Exercise requirements - Make an exact copy of the records, with the images left out.

Records for the task -
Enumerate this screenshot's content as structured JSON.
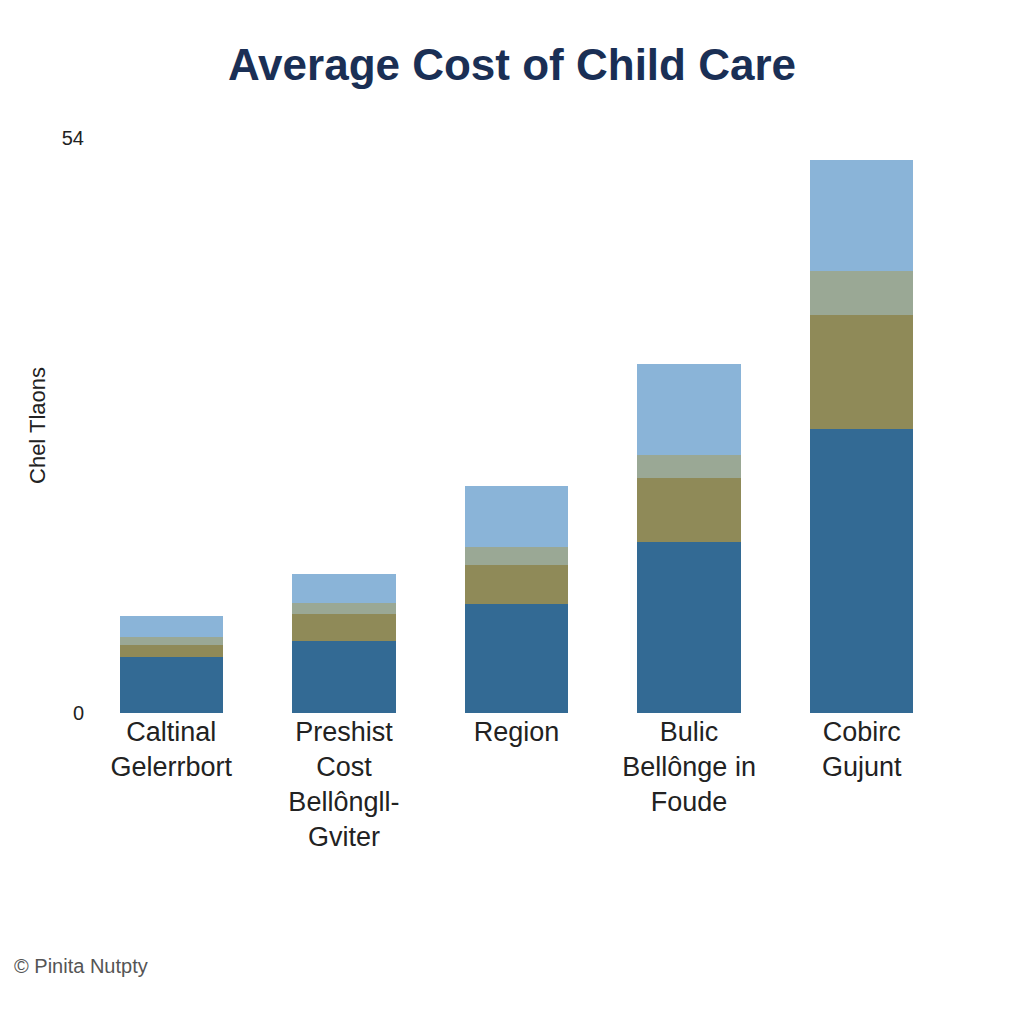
{
  "chart_data": {
    "type": "bar",
    "title": "Average Cost of Child Care",
    "y_label": "Chel Tlaons",
    "categories": [
      "Caltinal\nGelerrbort",
      "Preshist\nCost\nBellôngll-\nGviter",
      "Region",
      "Bulic\nBellônge in\nFoude",
      "Cobirc\nGujunt"
    ],
    "series": [
      {
        "color": "#336a94",
        "values": [
          5.3,
          6.8,
          10.2,
          16.1,
          26.7
        ]
      },
      {
        "color": "#8f8a58",
        "values": [
          1.1,
          2.5,
          3.7,
          6.0,
          10.7
        ]
      },
      {
        "color": "#9aa895",
        "values": [
          0.7,
          1.0,
          1.7,
          2.1,
          4.1
        ]
      },
      {
        "color": "#8ab4d8",
        "values": [
          2.0,
          2.8,
          5.7,
          8.6,
          10.4
        ]
      }
    ],
    "stacked": true,
    "ylim": [
      0,
      54
    ],
    "yticks": [
      0,
      54
    ],
    "grid": true,
    "annotations": [
      "© Pinita Nutpty"
    ]
  }
}
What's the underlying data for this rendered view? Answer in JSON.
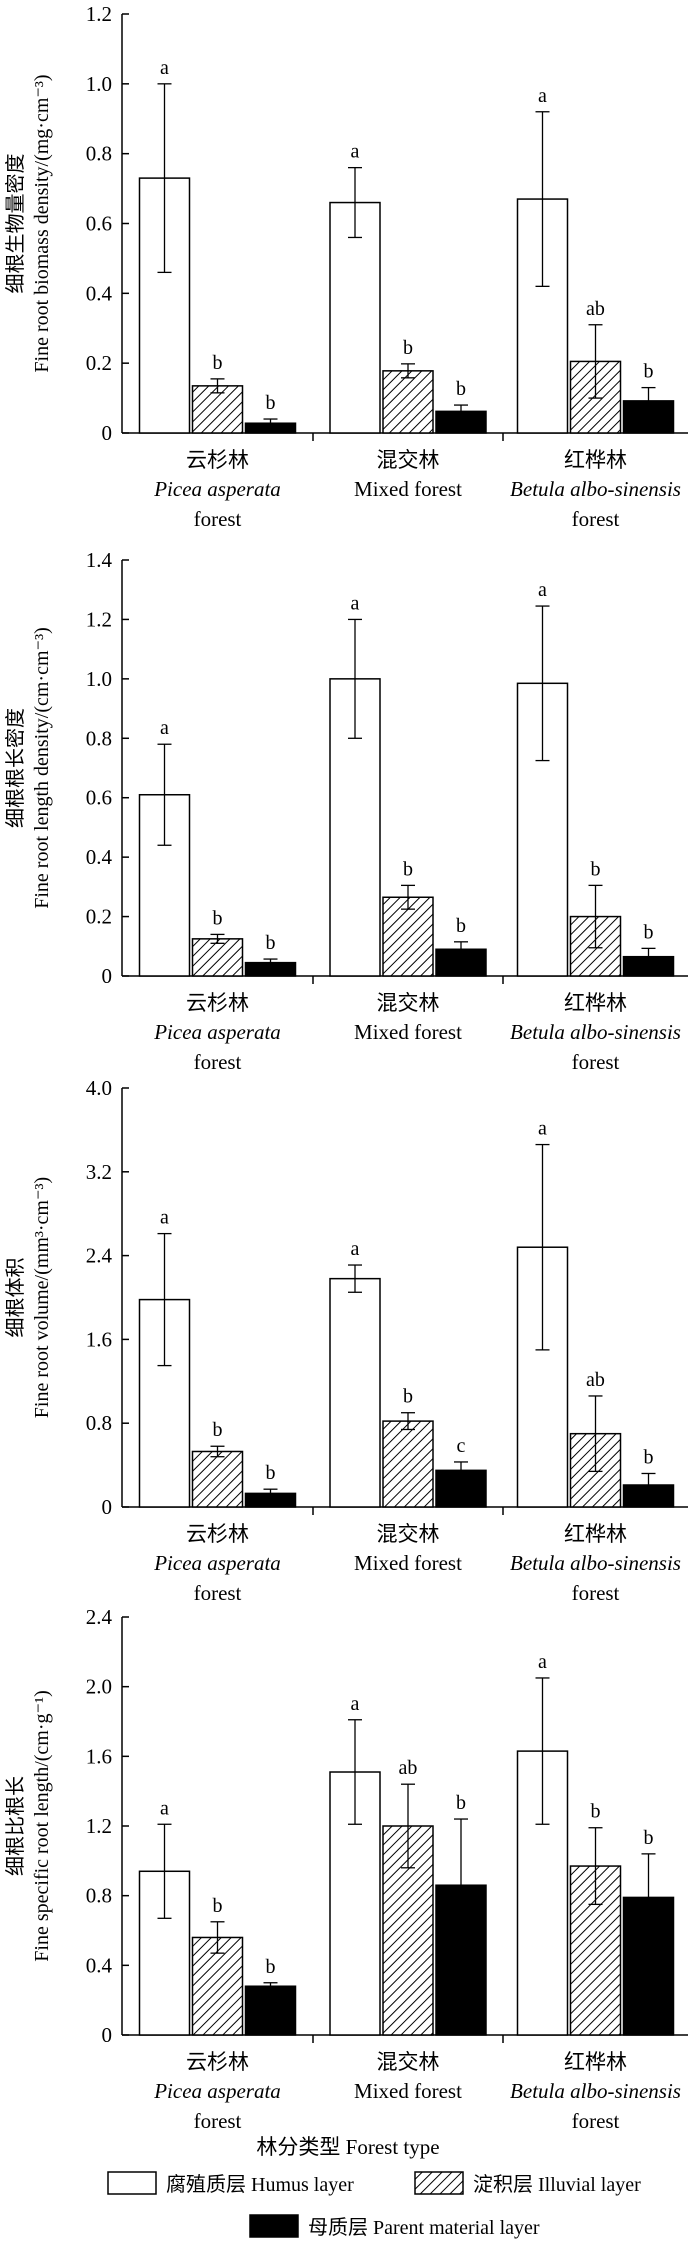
{
  "xlabel_overall": "林分类型 Forest type",
  "legend": {
    "items": [
      {
        "key": "humus",
        "label": "腐殖质层 Humus layer",
        "pattern": "white"
      },
      {
        "key": "illuvial",
        "label": "淀积层 Illuvial layer",
        "pattern": "hatch"
      },
      {
        "key": "parent",
        "label": "母质层 Parent material layer",
        "pattern": "black"
      }
    ]
  },
  "group_labels": [
    {
      "zh": "云杉林",
      "en1": "Picea asperata",
      "en2": "forest"
    },
    {
      "zh": "混交林",
      "en1": "Mixed forest",
      "en2": ""
    },
    {
      "zh": "红桦林",
      "en1": "Betula albo-sinensis",
      "en2": "forest"
    }
  ],
  "colors": {
    "bar_stroke": "#000000",
    "humus_fill": "#ffffff",
    "parent_fill": "#000000"
  },
  "chart_data": [
    {
      "type": "bar",
      "ylabel_zh": "细根生物量密度",
      "ylabel_en": "Fine root biomass density/(mg·cm⁻³)",
      "ylim": [
        0,
        1.2
      ],
      "yticks": [
        "0",
        "0.2",
        "0.4",
        "0.6",
        "0.8",
        "1.0",
        "1.2"
      ],
      "categories": [
        "云杉林",
        "混交林",
        "红桦林"
      ],
      "series": [
        {
          "name": "腐殖质层 Humus layer",
          "values": [
            0.73,
            0.66,
            0.67
          ],
          "errors": [
            0.27,
            0.1,
            0.25
          ],
          "letters": [
            "a",
            "a",
            "a"
          ]
        },
        {
          "name": "淀积层 Illuvial layer",
          "values": [
            0.135,
            0.178,
            0.205
          ],
          "errors": [
            0.02,
            0.02,
            0.105
          ],
          "letters": [
            "b",
            "b",
            "ab"
          ]
        },
        {
          "name": "母质层 Parent material layer",
          "values": [
            0.028,
            0.062,
            0.092
          ],
          "errors": [
            0.012,
            0.018,
            0.038
          ],
          "letters": [
            "b",
            "b",
            "b"
          ]
        }
      ]
    },
    {
      "type": "bar",
      "ylabel_zh": "细根根长密度",
      "ylabel_en": "Fine root length density/(cm·cm⁻³)",
      "ylim": [
        0,
        1.4
      ],
      "yticks": [
        "0",
        "0.2",
        "0.4",
        "0.6",
        "0.8",
        "1.0",
        "1.2",
        "1.4"
      ],
      "categories": [
        "云杉林",
        "混交林",
        "红桦林"
      ],
      "series": [
        {
          "name": "腐殖质层 Humus layer",
          "values": [
            0.61,
            1.0,
            0.985
          ],
          "errors": [
            0.17,
            0.2,
            0.26
          ],
          "letters": [
            "a",
            "a",
            "a"
          ]
        },
        {
          "name": "淀积层 Illuvial layer",
          "values": [
            0.125,
            0.265,
            0.2
          ],
          "errors": [
            0.015,
            0.04,
            0.105
          ],
          "letters": [
            "b",
            "b",
            "b"
          ]
        },
        {
          "name": "母质层 Parent material layer",
          "values": [
            0.045,
            0.09,
            0.065
          ],
          "errors": [
            0.012,
            0.025,
            0.028
          ],
          "letters": [
            "b",
            "b",
            "b"
          ]
        }
      ]
    },
    {
      "type": "bar",
      "ylabel_zh": "细根体积",
      "ylabel_en": "Fine root volume/(mm³·cm⁻³)",
      "ylim": [
        0,
        4.0
      ],
      "yticks": [
        "0",
        "0.8",
        "1.6",
        "2.4",
        "3.2",
        "4.0"
      ],
      "categories": [
        "云杉林",
        "混交林",
        "红桦林"
      ],
      "series": [
        {
          "name": "腐殖质层 Humus layer",
          "values": [
            1.98,
            2.18,
            2.48
          ],
          "errors": [
            0.63,
            0.13,
            0.98
          ],
          "letters": [
            "a",
            "a",
            "a"
          ]
        },
        {
          "name": "淀积层 Illuvial layer",
          "values": [
            0.53,
            0.82,
            0.7
          ],
          "errors": [
            0.05,
            0.08,
            0.36
          ],
          "letters": [
            "b",
            "b",
            "ab"
          ]
        },
        {
          "name": "母质层 Parent material layer",
          "values": [
            0.13,
            0.35,
            0.21
          ],
          "errors": [
            0.04,
            0.08,
            0.11
          ],
          "letters": [
            "b",
            "c",
            "b"
          ]
        }
      ]
    },
    {
      "type": "bar",
      "ylabel_zh": "细根比根长",
      "ylabel_en": "Fine specific root length/(cm·g⁻¹)",
      "ylim": [
        0,
        2.4
      ],
      "yticks": [
        "0",
        "0.4",
        "0.8",
        "1.2",
        "1.6",
        "2.0",
        "2.4"
      ],
      "categories": [
        "云杉林",
        "混交林",
        "红桦林"
      ],
      "series": [
        {
          "name": "腐殖质层 Humus layer",
          "values": [
            0.94,
            1.51,
            1.63
          ],
          "errors": [
            0.27,
            0.3,
            0.42
          ],
          "letters": [
            "a",
            "a",
            "a"
          ]
        },
        {
          "name": "淀积层 Illuvial layer",
          "values": [
            0.56,
            1.2,
            0.97
          ],
          "errors": [
            0.09,
            0.24,
            0.22
          ],
          "letters": [
            "b",
            "ab",
            "b"
          ]
        },
        {
          "name": "母质层 Parent material layer",
          "values": [
            0.28,
            0.86,
            0.79
          ],
          "errors": [
            0.02,
            0.38,
            0.25
          ],
          "letters": [
            "b",
            "b",
            "b"
          ]
        }
      ]
    }
  ]
}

Result of this task -
Enumerate this screenshot's content as structured JSON.
{
  "chart_data": {
    "type": "bar",
    "title": "Average Cost of Child Care",
    "y_label": "Chel Tlaons",
    "categories": [
      "Caltinal\nGelerrbort",
      "Preshist\nCost\nBellôngll-\nGviter",
      "Region",
      "Bulic\nBellônge in\nFoude",
      "Cobirc\nGujunt"
    ],
    "series": [
      {
        "color": "#336a94",
        "values": [
          5.3,
          6.8,
          10.2,
          16.1,
          26.7
        ]
      },
      {
        "color": "#8f8a58",
        "values": [
          1.1,
          2.5,
          3.7,
          6.0,
          10.7
        ]
      },
      {
        "color": "#9aa895",
        "values": [
          0.7,
          1.0,
          1.7,
          2.1,
          4.1
        ]
      },
      {
        "color": "#8ab4d8",
        "values": [
          2.0,
          2.8,
          5.7,
          8.6,
          10.4
        ]
      }
    ],
    "stacked": true,
    "ylim": [
      0,
      54
    ],
    "yticks": [
      0,
      54
    ],
    "grid": true,
    "annotations": [
      "© Pinita Nutpty"
    ]
  }
}
What's the underlying data for this rendered view? Answer in JSON.
{
  "xlabel_overall": "林分类型 Forest type",
  "legend": {
    "items": [
      {
        "key": "humus",
        "label": "腐殖质层 Humus layer",
        "pattern": "white"
      },
      {
        "key": "illuvial",
        "label": "淀积层 Illuvial layer",
        "pattern": "hatch"
      },
      {
        "key": "parent",
        "label": "母质层 Parent material layer",
        "pattern": "black"
      }
    ]
  },
  "group_labels": [
    {
      "zh": "云杉林",
      "en1": "Picea asperata",
      "en2": "forest"
    },
    {
      "zh": "混交林",
      "en1": "Mixed forest",
      "en2": ""
    },
    {
      "zh": "红桦林",
      "en1": "Betula albo-sinensis",
      "en2": "forest"
    }
  ],
  "colors": {
    "bar_stroke": "#000000",
    "humus_fill": "#ffffff",
    "parent_fill": "#000000"
  },
  "chart_data": [
    {
      "type": "bar",
      "ylabel_zh": "细根生物量密度",
      "ylabel_en": "Fine root biomass density/(mg·cm⁻³)",
      "ylim": [
        0,
        1.2
      ],
      "yticks": [
        "0",
        "0.2",
        "0.4",
        "0.6",
        "0.8",
        "1.0",
        "1.2"
      ],
      "categories": [
        "云杉林",
        "混交林",
        "红桦林"
      ],
      "series": [
        {
          "name": "腐殖质层 Humus layer",
          "values": [
            0.73,
            0.66,
            0.67
          ],
          "errors": [
            0.27,
            0.1,
            0.25
          ],
          "letters": [
            "a",
            "a",
            "a"
          ]
        },
        {
          "name": "淀积层 Illuvial layer",
          "values": [
            0.135,
            0.178,
            0.205
          ],
          "errors": [
            0.02,
            0.02,
            0.105
          ],
          "letters": [
            "b",
            "b",
            "ab"
          ]
        },
        {
          "name": "母质层 Parent material layer",
          "values": [
            0.028,
            0.062,
            0.092
          ],
          "errors": [
            0.012,
            0.018,
            0.038
          ],
          "letters": [
            "b",
            "b",
            "b"
          ]
        }
      ]
    },
    {
      "type": "bar",
      "ylabel_zh": "细根根长密度",
      "ylabel_en": "Fine root length density/(cm·cm⁻³)",
      "ylim": [
        0,
        1.4
      ],
      "yticks": [
        "0",
        "0.2",
        "0.4",
        "0.6",
        "0.8",
        "1.0",
        "1.2",
        "1.4"
      ],
      "categories": [
        "云杉林",
        "混交林",
        "红桦林"
      ],
      "series": [
        {
          "name": "腐殖质层 Humus layer",
          "values": [
            0.61,
            1.0,
            0.985
          ],
          "errors": [
            0.17,
            0.2,
            0.26
          ],
          "letters": [
            "a",
            "a",
            "a"
          ]
        },
        {
          "name": "淀积层 Illuvial layer",
          "values": [
            0.125,
            0.265,
            0.2
          ],
          "errors": [
            0.015,
            0.04,
            0.105
          ],
          "letters": [
            "b",
            "b",
            "b"
          ]
        },
        {
          "name": "母质层 Parent material layer",
          "values": [
            0.045,
            0.09,
            0.065
          ],
          "errors": [
            0.012,
            0.025,
            0.028
          ],
          "letters": [
            "b",
            "b",
            "b"
          ]
        }
      ]
    },
    {
      "type": "bar",
      "ylabel_zh": "细根体积",
      "ylabel_en": "Fine root volume/(mm³·cm⁻³)",
      "ylim": [
        0,
        4.0
      ],
      "yticks": [
        "0",
        "0.8",
        "1.6",
        "2.4",
        "3.2",
        "4.0"
      ],
      "categories": [
        "云杉林",
        "混交林",
        "红桦林"
      ],
      "series": [
        {
          "name": "腐殖质层 Humus layer",
          "values": [
            1.98,
            2.18,
            2.48
          ],
          "errors": [
            0.63,
            0.13,
            0.98
          ],
          "letters": [
            "a",
            "a",
            "a"
          ]
        },
        {
          "name": "淀积层 Illuvial layer",
          "values": [
            0.53,
            0.82,
            0.7
          ],
          "errors": [
            0.05,
            0.08,
            0.36
          ],
          "letters": [
            "b",
            "b",
            "ab"
          ]
        },
        {
          "name": "母质层 Parent material layer",
          "values": [
            0.13,
            0.35,
            0.21
          ],
          "errors": [
            0.04,
            0.08,
            0.11
          ],
          "letters": [
            "b",
            "c",
            "b"
          ]
        }
      ]
    },
    {
      "type": "bar",
      "ylabel_zh": "细根比根长",
      "ylabel_en": "Fine specific root length/(cm·g⁻¹)",
      "ylim": [
        0,
        2.4
      ],
      "yticks": [
        "0",
        "0.4",
        "0.8",
        "1.2",
        "1.6",
        "2.0",
        "2.4"
      ],
      "categories": [
        "云杉林",
        "混交林",
        "红桦林"
      ],
      "series": [
        {
          "name": "腐殖质层 Humus layer",
          "values": [
            0.94,
            1.51,
            1.63
          ],
          "errors": [
            0.27,
            0.3,
            0.42
          ],
          "letters": [
            "a",
            "a",
            "a"
          ]
        },
        {
          "name": "淀积层 Illuvial layer",
          "values": [
            0.56,
            1.2,
            0.97
          ],
          "errors": [
            0.09,
            0.24,
            0.22
          ],
          "letters": [
            "b",
            "ab",
            "b"
          ]
        },
        {
          "name": "母质层 Parent material layer",
          "values": [
            0.28,
            0.86,
            0.79
          ],
          "errors": [
            0.02,
            0.38,
            0.25
          ],
          "letters": [
            "b",
            "b",
            "b"
          ]
        }
      ]
    }
  ]
}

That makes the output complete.